WHAT IS NEEDED -> Give the number of lines that include the string "this", nothing more.
* START *
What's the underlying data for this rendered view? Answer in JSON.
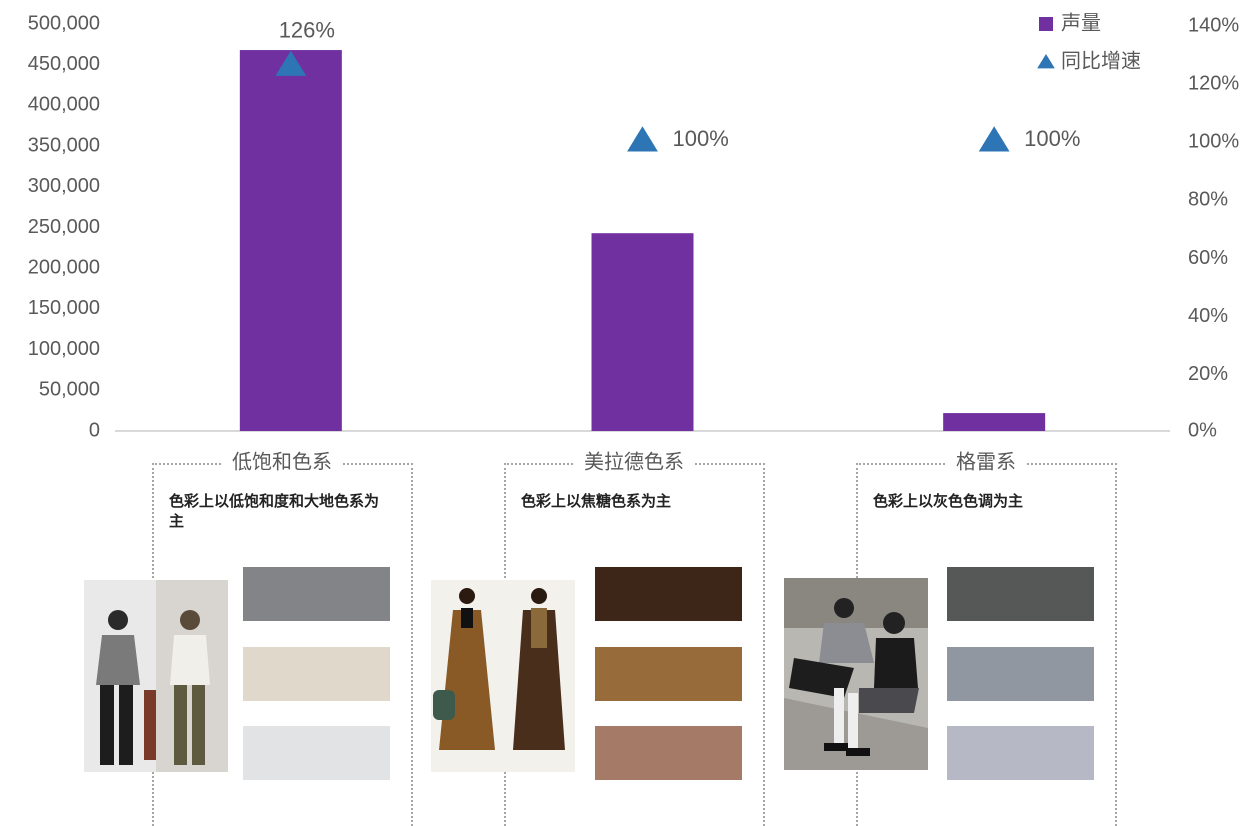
{
  "chart_data": {
    "type": "bar_line",
    "categories": [
      "低饱和色系",
      "美拉德色系",
      "格雷系"
    ],
    "series": [
      {
        "name": "声量",
        "type": "bar",
        "color": "#7030a0",
        "values": [
          468000,
          243000,
          22000
        ]
      },
      {
        "name": "同比增速",
        "type": "marker",
        "axis": "y2",
        "color": "#2e75b6",
        "values": [
          126,
          100,
          100
        ],
        "value_labels": [
          "126%",
          "100%",
          "100%"
        ]
      }
    ],
    "ylim": [
      0,
      500000
    ],
    "yticks": [
      0,
      {
        "value": 50000,
        "label": "50,000"
      },
      {
        "value": 100000,
        "label": "100,000"
      },
      {
        "value": 150000,
        "label": "150,000"
      },
      {
        "value": 200000,
        "label": "200,000"
      },
      {
        "value": 250000,
        "label": "250,000"
      },
      {
        "value": 300000,
        "label": "300,000"
      },
      {
        "value": 350000,
        "label": "350,000"
      },
      {
        "value": 400000,
        "label": "400,000"
      },
      {
        "value": 450000,
        "label": "450,000"
      },
      {
        "value": 500000,
        "label": "500,000"
      }
    ],
    "y2lim": [
      0,
      140
    ],
    "y2ticks": [
      {
        "value": 0,
        "label": "0%"
      },
      {
        "value": 20,
        "label": "20%"
      },
      {
        "value": 40,
        "label": "40%"
      },
      {
        "value": 60,
        "label": "60%"
      },
      {
        "value": 80,
        "label": "80%"
      },
      {
        "value": 100,
        "label": "100%"
      },
      {
        "value": 120,
        "label": "120%"
      },
      {
        "value": 140,
        "label": "140%"
      }
    ],
    "grid": false,
    "legend": "top-right"
  },
  "panels": [
    {
      "description": "色彩上以低饱和度和大地色系为主",
      "swatches": [
        "#838488",
        "#e0d8cb",
        "#e2e3e5"
      ]
    },
    {
      "description": "色彩上以焦糖色系为主",
      "swatches": [
        "#3d2518",
        "#986c3a",
        "#a57a66"
      ]
    },
    {
      "description": "色彩上以灰色色调为主",
      "swatches": [
        "#555857",
        "#9097a0",
        "#b7b8c6"
      ]
    }
  ]
}
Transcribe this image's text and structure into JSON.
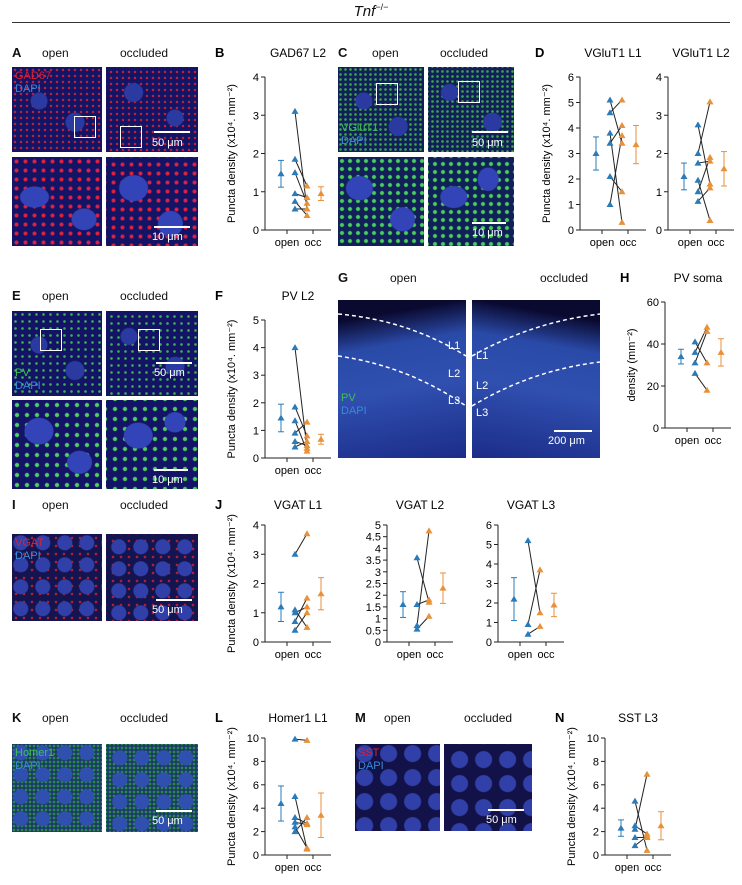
{
  "figure_title": "Tnf",
  "figure_title_sup": "−/−",
  "panels": {
    "A": {
      "letter": "A",
      "open": "open",
      "occluded": "occluded",
      "stain1": "GAD67",
      "stain2": "DAPI",
      "scale_top": "50 μm",
      "scale_bottom": "10 μm"
    },
    "C": {
      "letter": "C",
      "open": "open",
      "occluded": "occluded",
      "stain1": "VGluT1",
      "stain2": "DAPI",
      "scale_top": "50 μm",
      "scale_bottom": "10 μm"
    },
    "E": {
      "letter": "E",
      "open": "open",
      "occluded": "occluded",
      "stain1": "PV",
      "stain2": "DAPI",
      "scale_top": "50 μm",
      "scale_bottom": "10 μm"
    },
    "G": {
      "letter": "G",
      "open": "open",
      "occluded": "occluded",
      "stain1": "PV",
      "stain2": "DAPI",
      "scale": "200 μm",
      "layers": [
        "L1",
        "L2",
        "L3"
      ]
    },
    "I": {
      "letter": "I",
      "open": "open",
      "occluded": "occluded",
      "stain1": "VGAT",
      "stain2": "DAPI",
      "scale": "50 μm"
    },
    "K": {
      "letter": "K",
      "open": "open",
      "occluded": "occluded",
      "stain1": "Homer1",
      "stain2": "DAPI",
      "scale": "50 μm"
    },
    "M": {
      "letter": "M",
      "open": "open",
      "occluded": "occluded",
      "stain1": "SST",
      "stain2": "DAPI",
      "scale": "50 μm"
    }
  },
  "colors": {
    "open": "#2b7bb9",
    "occ": "#e8913a",
    "line": "#222222"
  },
  "chart_data": [
    {
      "id": "B",
      "letter": "B",
      "type": "scatter",
      "title": "GAD67 L2",
      "ylabel": "Puncta density (x10⁴. mm⁻²)",
      "categories": [
        "open",
        "occ"
      ],
      "ylim": [
        0,
        4
      ],
      "yticks": [
        0,
        1,
        2,
        3,
        4
      ],
      "pairs": [
        [
          3.1,
          0.55
        ],
        [
          1.85,
          1.15
        ],
        [
          1.5,
          0.7
        ],
        [
          0.95,
          0.85
        ],
        [
          0.75,
          0.38
        ],
        [
          0.55,
          0.55
        ]
      ],
      "mean": {
        "open": 1.47,
        "occ": 0.95
      },
      "err": {
        "open": 0.35,
        "occ": 0.18
      }
    },
    {
      "id": "D1",
      "letter": "D",
      "type": "scatter",
      "title": "VGluT1 L1",
      "ylabel": "Puncta density (x10⁴. mm⁻²)",
      "categories": [
        "open",
        "occ"
      ],
      "ylim": [
        0,
        6
      ],
      "yticks": [
        0,
        1,
        2,
        3,
        4,
        5,
        6
      ],
      "pairs": [
        [
          5.1,
          3.4
        ],
        [
          4.6,
          5.1
        ],
        [
          3.4,
          4.1
        ],
        [
          2.1,
          1.5
        ],
        [
          1.0,
          3.7
        ],
        [
          3.8,
          0.3
        ]
      ],
      "mean": {
        "open": 3.0,
        "occ": 3.35
      },
      "err": {
        "open": 0.65,
        "occ": 0.75
      }
    },
    {
      "id": "D2",
      "letter": "",
      "type": "scatter",
      "title": "VGluT1 L2",
      "ylabel": "",
      "categories": [
        "open",
        "occ"
      ],
      "ylim": [
        0,
        4
      ],
      "yticks": [
        0,
        1,
        2,
        3,
        4
      ],
      "pairs": [
        [
          2.75,
          1.2
        ],
        [
          2.0,
          3.35
        ],
        [
          1.75,
          1.8
        ],
        [
          1.3,
          0.25
        ],
        [
          1.0,
          1.9
        ],
        [
          0.75,
          1.1
        ]
      ],
      "mean": {
        "open": 1.4,
        "occ": 1.6
      },
      "err": {
        "open": 0.35,
        "occ": 0.45
      }
    },
    {
      "id": "F",
      "letter": "F",
      "type": "scatter",
      "title": "PV L2",
      "ylabel": "Puncta density (x10⁴. mm⁻²)",
      "categories": [
        "open",
        "occ"
      ],
      "ylim": [
        0,
        5
      ],
      "yticks": [
        0,
        1,
        2,
        3,
        4,
        5
      ],
      "pairs": [
        [
          4.0,
          0.35
        ],
        [
          1.85,
          0.8
        ],
        [
          1.35,
          0.25
        ],
        [
          0.9,
          1.3
        ],
        [
          0.6,
          0.45
        ],
        [
          0.4,
          0.6
        ]
      ],
      "mean": {
        "open": 1.45,
        "occ": 0.68
      },
      "err": {
        "open": 0.5,
        "occ": 0.18
      }
    },
    {
      "id": "H",
      "letter": "H",
      "type": "scatter",
      "title": "PV soma",
      "ylabel": "density (mm⁻²)",
      "categories": [
        "open",
        "occ"
      ],
      "ylim": [
        0,
        60
      ],
      "yticks": [
        0,
        20,
        40,
        60
      ],
      "pairs": [
        [
          41,
          31
        ],
        [
          36,
          48
        ],
        [
          31,
          46
        ],
        [
          26,
          18
        ]
      ],
      "mean": {
        "open": 34,
        "occ": 36
      },
      "err": {
        "open": 3.5,
        "occ": 6.5
      }
    },
    {
      "id": "J1",
      "letter": "J",
      "type": "scatter",
      "title": "VGAT L1",
      "ylabel": "Puncta density (x10⁴. mm⁻²)",
      "categories": [
        "open",
        "occ"
      ],
      "ylim": [
        0,
        4
      ],
      "yticks": [
        0,
        1,
        2,
        3,
        4
      ],
      "pairs": [
        [
          3.0,
          3.7
        ],
        [
          1.1,
          0.5
        ],
        [
          1.0,
          1.2
        ],
        [
          0.7,
          1.5
        ],
        [
          0.4,
          1.0
        ]
      ],
      "mean": {
        "open": 1.2,
        "occ": 1.65
      },
      "err": {
        "open": 0.5,
        "occ": 0.55
      }
    },
    {
      "id": "J2",
      "letter": "",
      "type": "scatter",
      "title": "VGAT L2",
      "ylabel": "",
      "categories": [
        "open",
        "occ"
      ],
      "ylim": [
        0,
        5
      ],
      "yticks": [
        0,
        0.5,
        1,
        1.5,
        2,
        2.5,
        3,
        3.5,
        4,
        4.5,
        5
      ],
      "pairs": [
        [
          3.6,
          1.7
        ],
        [
          1.6,
          1.8
        ],
        [
          0.7,
          4.75
        ],
        [
          0.55,
          1.1
        ]
      ],
      "mean": {
        "open": 1.6,
        "occ": 2.3
      },
      "err": {
        "open": 0.55,
        "occ": 0.65
      }
    },
    {
      "id": "J3",
      "letter": "",
      "type": "scatter",
      "title": "VGAT L3",
      "ylabel": "",
      "categories": [
        "open",
        "occ"
      ],
      "ylim": [
        0,
        6
      ],
      "yticks": [
        0,
        1,
        2,
        3,
        4,
        5,
        6
      ],
      "pairs": [
        [
          5.2,
          1.5
        ],
        [
          0.9,
          3.7
        ],
        [
          0.4,
          0.8
        ]
      ],
      "mean": {
        "open": 2.2,
        "occ": 1.9
      },
      "err": {
        "open": 1.1,
        "occ": 0.6
      }
    },
    {
      "id": "L",
      "letter": "L",
      "type": "scatter",
      "title": "Homer1 L1",
      "ylabel": "Puncta density (x10⁴. mm⁻²)",
      "categories": [
        "open",
        "occ"
      ],
      "ylim": [
        0,
        10
      ],
      "yticks": [
        0,
        2,
        4,
        6,
        8,
        10
      ],
      "pairs": [
        [
          9.9,
          9.8
        ],
        [
          5.0,
          0.5
        ],
        [
          3.2,
          2.7
        ],
        [
          2.8,
          2.6
        ],
        [
          2.4,
          0.6
        ],
        [
          2.0,
          3.2
        ]
      ],
      "mean": {
        "open": 4.4,
        "occ": 3.4
      },
      "err": {
        "open": 1.5,
        "occ": 1.9
      }
    },
    {
      "id": "N",
      "letter": "N",
      "type": "scatter",
      "title": "SST L3",
      "ylabel": "Puncta density (x10⁴. mm⁻²)",
      "categories": [
        "open",
        "occ"
      ],
      "ylim": [
        0,
        10
      ],
      "yticks": [
        0,
        2,
        4,
        6,
        8,
        10
      ],
      "pairs": [
        [
          4.6,
          0.4
        ],
        [
          2.5,
          1.8
        ],
        [
          2.2,
          6.9
        ],
        [
          1.5,
          1.5
        ],
        [
          0.8,
          1.6
        ]
      ],
      "mean": {
        "open": 2.3,
        "occ": 2.5
      },
      "err": {
        "open": 0.7,
        "occ": 1.2
      }
    }
  ]
}
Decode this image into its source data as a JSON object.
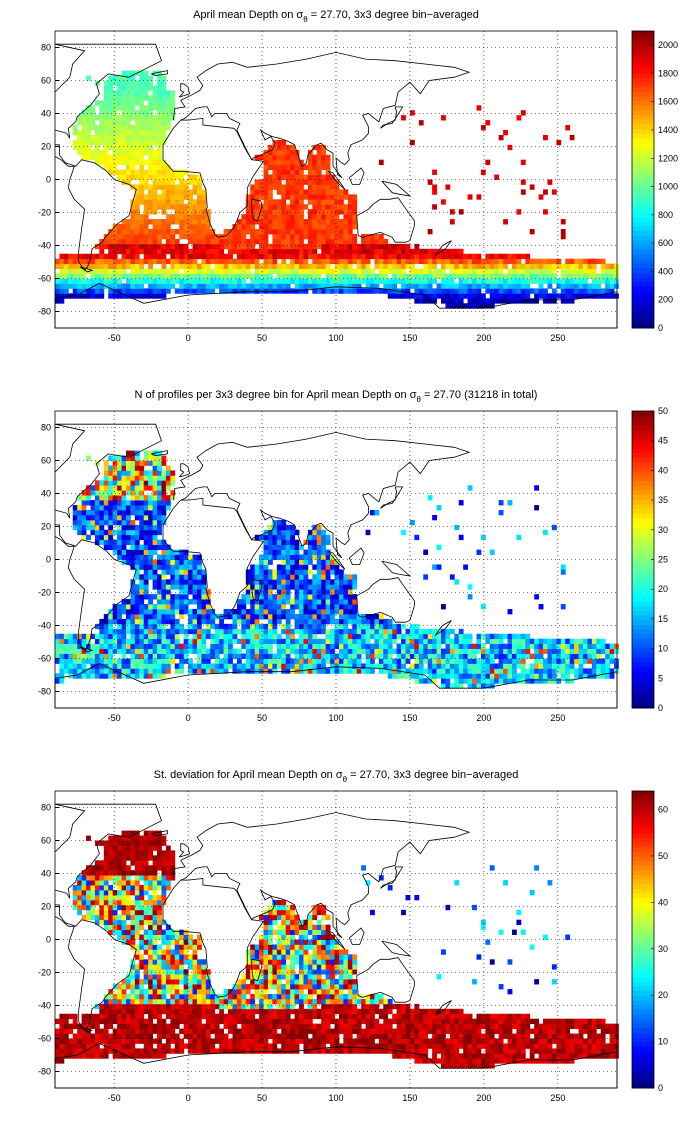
* END *
TASK OUTPUT -> 3